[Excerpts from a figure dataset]
══════

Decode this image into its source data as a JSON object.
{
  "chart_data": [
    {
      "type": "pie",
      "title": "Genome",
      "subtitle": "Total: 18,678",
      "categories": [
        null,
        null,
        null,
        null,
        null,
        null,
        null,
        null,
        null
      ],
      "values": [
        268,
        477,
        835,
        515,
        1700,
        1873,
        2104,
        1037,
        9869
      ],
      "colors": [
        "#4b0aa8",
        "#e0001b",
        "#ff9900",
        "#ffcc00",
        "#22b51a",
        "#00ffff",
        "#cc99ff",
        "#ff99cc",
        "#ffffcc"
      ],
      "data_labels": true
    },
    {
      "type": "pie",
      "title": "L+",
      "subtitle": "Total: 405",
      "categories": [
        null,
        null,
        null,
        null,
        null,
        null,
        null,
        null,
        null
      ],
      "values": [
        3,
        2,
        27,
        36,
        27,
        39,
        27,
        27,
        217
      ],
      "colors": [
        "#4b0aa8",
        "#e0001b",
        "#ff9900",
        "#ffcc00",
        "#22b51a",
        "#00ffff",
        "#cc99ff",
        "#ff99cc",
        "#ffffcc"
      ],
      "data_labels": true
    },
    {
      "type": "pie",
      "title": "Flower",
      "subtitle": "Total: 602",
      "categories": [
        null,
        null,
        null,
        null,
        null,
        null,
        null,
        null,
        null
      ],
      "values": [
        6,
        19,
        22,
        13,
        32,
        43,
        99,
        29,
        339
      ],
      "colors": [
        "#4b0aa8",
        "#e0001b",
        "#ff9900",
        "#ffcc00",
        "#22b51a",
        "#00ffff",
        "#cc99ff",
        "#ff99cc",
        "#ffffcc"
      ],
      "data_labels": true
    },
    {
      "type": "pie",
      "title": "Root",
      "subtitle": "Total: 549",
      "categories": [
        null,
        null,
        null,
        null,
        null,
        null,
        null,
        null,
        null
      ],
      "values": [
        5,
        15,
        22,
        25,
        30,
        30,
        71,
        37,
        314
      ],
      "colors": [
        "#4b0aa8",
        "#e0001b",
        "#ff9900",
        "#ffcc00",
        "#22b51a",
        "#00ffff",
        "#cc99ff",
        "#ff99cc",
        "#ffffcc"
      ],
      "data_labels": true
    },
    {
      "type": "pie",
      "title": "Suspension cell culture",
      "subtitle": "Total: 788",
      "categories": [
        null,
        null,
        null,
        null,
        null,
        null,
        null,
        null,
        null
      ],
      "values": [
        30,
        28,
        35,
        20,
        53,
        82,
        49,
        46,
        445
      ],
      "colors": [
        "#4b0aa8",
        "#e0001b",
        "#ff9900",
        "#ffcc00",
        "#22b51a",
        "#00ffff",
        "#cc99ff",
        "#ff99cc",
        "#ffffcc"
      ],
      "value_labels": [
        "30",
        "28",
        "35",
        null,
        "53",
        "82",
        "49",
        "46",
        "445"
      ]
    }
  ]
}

══════

### What this task involves
Tell me how many lines in the records above include the word "Total"; the number is all that is needed.

### Answer below
5